Exercise task
Work through the records below and tally every line containing "Дункан". Reply with the total alone.

Available records
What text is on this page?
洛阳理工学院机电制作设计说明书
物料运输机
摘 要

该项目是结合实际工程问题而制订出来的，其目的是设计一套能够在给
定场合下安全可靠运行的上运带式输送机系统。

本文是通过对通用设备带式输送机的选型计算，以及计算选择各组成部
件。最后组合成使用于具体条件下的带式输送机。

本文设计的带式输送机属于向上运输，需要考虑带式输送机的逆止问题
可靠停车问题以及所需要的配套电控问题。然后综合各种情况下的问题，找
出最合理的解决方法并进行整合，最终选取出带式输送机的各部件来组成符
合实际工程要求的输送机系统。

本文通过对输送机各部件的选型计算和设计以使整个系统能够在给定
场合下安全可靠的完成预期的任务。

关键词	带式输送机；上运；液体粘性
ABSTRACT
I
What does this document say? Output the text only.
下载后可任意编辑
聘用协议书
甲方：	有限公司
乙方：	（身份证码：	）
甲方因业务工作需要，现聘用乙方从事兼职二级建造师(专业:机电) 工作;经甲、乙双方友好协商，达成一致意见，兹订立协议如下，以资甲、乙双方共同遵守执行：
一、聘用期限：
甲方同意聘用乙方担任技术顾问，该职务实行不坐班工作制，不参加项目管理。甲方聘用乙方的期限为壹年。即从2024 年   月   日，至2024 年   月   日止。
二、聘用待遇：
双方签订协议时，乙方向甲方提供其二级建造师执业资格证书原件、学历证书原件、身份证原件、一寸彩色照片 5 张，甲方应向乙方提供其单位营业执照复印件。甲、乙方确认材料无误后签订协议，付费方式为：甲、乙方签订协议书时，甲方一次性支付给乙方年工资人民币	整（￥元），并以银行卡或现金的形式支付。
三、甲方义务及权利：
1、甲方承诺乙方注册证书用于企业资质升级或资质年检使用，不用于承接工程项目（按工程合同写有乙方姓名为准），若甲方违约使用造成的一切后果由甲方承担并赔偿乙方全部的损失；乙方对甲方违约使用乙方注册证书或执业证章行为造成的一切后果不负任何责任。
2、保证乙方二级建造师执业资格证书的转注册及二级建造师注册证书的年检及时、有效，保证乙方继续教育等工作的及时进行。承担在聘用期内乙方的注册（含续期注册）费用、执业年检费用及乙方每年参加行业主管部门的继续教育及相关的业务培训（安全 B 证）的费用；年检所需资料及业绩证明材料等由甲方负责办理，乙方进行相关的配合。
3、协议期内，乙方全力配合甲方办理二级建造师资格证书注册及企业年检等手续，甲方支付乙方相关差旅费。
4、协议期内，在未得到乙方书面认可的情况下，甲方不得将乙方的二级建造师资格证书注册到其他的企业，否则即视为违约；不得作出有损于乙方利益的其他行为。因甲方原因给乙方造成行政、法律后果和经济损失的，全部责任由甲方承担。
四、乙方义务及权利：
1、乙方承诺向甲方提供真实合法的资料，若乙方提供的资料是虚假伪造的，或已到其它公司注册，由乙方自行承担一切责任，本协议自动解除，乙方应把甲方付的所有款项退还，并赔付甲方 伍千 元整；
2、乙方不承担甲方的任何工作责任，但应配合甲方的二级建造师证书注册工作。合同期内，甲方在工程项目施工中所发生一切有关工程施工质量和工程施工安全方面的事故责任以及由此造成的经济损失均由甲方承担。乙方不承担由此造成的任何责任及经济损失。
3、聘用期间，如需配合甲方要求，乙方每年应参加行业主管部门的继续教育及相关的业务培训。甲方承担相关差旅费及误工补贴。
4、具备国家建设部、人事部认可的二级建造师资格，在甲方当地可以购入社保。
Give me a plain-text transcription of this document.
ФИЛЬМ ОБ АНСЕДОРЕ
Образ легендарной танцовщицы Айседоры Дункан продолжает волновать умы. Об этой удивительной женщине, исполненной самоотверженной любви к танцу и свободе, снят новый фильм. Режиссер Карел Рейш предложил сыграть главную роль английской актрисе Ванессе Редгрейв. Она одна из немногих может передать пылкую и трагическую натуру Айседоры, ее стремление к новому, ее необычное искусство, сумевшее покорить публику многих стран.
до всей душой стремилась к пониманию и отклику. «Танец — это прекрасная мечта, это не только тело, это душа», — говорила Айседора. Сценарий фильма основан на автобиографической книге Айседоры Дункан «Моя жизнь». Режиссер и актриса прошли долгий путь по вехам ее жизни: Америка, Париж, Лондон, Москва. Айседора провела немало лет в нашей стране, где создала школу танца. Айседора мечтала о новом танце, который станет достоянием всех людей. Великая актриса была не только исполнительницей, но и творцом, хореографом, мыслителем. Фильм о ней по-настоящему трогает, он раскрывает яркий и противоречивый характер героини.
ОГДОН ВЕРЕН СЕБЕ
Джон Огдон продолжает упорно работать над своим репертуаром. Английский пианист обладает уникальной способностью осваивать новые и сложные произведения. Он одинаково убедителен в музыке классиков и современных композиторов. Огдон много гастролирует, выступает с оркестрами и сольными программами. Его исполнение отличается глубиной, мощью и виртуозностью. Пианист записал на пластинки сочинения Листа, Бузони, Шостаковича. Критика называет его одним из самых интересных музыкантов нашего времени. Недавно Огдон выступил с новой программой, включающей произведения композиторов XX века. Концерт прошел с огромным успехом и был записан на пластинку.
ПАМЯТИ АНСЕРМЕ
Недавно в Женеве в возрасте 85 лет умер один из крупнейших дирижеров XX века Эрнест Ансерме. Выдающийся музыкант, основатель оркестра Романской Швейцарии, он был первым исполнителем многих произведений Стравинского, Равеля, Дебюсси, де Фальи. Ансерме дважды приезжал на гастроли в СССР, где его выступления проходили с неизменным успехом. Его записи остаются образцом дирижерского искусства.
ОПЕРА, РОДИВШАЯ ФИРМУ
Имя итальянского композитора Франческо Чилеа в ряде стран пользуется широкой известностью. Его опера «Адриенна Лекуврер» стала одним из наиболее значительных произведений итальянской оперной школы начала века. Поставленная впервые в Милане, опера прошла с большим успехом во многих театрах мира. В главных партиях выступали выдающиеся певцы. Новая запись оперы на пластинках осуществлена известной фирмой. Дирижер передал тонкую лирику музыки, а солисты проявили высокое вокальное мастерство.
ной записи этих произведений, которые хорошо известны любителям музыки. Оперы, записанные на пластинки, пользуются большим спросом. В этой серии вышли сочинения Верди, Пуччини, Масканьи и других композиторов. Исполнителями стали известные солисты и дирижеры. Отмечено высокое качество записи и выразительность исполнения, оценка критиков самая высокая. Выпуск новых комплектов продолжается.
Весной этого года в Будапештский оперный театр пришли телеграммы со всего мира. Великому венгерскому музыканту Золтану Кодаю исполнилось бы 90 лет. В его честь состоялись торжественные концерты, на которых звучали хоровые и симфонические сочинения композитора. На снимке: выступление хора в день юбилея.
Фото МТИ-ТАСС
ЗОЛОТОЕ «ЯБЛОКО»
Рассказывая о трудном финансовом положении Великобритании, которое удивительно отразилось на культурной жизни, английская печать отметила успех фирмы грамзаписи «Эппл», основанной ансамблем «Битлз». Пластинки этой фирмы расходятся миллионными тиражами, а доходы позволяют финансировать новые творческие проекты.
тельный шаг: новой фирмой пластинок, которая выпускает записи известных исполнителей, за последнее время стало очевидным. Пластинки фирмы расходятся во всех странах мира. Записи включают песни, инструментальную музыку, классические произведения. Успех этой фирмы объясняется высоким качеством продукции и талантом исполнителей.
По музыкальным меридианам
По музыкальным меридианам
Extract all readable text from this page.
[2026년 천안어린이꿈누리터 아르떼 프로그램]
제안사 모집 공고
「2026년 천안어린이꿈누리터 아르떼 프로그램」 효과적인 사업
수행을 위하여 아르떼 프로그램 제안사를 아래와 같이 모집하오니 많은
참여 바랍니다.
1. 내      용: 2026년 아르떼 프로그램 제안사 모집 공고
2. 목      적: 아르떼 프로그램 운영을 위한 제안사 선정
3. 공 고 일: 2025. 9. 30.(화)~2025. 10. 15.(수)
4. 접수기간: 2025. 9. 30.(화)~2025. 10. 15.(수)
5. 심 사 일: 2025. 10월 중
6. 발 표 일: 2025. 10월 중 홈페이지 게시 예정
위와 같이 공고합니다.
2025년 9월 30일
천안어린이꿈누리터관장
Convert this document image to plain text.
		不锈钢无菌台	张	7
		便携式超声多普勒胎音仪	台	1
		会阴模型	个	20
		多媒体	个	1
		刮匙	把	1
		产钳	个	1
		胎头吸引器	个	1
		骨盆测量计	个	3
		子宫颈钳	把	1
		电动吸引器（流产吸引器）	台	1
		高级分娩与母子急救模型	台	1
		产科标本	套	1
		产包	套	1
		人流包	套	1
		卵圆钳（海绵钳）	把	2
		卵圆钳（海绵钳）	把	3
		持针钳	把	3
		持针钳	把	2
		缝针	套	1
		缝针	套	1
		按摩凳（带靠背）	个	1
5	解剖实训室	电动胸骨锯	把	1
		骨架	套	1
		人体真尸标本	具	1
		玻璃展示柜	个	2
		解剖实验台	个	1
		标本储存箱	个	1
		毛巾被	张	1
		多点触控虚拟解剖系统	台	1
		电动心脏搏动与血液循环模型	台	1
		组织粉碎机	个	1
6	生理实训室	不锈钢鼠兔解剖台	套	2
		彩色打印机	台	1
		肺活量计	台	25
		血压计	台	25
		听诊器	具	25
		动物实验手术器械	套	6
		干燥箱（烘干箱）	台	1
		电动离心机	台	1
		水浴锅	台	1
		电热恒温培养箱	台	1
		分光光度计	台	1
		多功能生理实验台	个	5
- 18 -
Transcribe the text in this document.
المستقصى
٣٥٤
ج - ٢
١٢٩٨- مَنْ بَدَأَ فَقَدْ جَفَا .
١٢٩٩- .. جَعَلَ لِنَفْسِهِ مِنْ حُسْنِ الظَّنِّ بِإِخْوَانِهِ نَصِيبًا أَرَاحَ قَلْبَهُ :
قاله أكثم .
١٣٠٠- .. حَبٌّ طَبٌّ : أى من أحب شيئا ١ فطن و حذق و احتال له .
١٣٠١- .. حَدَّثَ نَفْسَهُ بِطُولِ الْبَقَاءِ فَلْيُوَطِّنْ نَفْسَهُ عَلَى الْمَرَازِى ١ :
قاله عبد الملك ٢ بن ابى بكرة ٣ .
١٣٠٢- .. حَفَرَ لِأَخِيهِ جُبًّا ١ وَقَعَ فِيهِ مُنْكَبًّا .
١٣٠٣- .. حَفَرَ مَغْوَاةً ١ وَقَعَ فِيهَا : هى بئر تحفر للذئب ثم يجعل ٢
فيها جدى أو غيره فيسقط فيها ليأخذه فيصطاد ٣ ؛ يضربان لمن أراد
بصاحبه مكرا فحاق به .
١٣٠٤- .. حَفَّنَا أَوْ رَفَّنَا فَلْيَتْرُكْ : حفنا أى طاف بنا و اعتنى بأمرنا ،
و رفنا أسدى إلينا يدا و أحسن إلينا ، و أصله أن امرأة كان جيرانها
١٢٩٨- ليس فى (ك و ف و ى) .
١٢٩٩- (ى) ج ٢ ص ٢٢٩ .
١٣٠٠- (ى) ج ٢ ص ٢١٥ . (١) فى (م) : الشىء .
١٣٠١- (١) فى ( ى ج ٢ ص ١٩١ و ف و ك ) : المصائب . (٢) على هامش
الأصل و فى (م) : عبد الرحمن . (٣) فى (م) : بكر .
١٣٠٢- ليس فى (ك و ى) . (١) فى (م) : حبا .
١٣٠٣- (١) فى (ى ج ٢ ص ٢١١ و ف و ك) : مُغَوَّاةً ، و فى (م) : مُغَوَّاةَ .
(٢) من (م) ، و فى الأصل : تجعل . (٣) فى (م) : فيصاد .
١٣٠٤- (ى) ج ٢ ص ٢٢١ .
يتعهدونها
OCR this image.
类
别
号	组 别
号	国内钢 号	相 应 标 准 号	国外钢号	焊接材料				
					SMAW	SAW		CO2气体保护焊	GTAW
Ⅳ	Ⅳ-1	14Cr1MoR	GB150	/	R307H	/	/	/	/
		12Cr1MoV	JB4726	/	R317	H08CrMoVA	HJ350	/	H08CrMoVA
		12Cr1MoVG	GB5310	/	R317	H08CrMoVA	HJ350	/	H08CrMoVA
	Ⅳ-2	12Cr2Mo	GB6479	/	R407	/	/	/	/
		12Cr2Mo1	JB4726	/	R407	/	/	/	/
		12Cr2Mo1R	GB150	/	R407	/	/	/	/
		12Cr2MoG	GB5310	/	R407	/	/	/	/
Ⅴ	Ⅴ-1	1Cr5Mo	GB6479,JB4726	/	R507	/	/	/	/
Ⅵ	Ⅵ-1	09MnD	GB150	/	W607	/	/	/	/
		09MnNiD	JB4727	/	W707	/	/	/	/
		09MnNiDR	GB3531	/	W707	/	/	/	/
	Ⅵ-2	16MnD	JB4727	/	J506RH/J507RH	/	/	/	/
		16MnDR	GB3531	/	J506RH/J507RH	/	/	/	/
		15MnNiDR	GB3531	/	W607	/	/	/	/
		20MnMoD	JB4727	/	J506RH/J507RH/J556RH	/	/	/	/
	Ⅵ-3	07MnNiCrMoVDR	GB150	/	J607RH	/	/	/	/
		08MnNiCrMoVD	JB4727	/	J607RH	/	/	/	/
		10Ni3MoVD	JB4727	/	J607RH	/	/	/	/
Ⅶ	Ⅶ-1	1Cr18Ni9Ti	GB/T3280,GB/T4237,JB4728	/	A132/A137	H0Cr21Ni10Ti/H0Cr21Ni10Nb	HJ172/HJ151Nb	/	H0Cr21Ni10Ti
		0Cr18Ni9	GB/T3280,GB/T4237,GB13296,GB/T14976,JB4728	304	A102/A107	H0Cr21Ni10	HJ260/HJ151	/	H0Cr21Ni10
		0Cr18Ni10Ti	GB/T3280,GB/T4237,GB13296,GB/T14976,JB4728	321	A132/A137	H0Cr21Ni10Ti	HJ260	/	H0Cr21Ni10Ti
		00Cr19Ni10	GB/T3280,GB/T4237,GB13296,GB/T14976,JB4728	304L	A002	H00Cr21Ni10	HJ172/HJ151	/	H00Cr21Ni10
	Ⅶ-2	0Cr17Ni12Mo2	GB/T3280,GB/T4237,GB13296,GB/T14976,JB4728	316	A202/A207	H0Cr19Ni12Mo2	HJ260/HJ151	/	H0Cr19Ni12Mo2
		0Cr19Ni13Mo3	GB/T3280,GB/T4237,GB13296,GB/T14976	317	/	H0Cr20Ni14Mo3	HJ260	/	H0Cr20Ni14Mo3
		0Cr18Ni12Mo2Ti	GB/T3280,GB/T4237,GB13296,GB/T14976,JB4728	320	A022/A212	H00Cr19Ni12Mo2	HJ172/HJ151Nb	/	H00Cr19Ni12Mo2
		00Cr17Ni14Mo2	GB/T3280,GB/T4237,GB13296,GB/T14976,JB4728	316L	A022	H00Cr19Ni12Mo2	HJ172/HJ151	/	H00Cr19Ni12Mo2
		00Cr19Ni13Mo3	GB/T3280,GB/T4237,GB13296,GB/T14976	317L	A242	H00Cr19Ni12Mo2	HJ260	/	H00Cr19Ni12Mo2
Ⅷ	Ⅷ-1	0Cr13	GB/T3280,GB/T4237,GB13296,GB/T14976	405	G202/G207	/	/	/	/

Answer for the task
2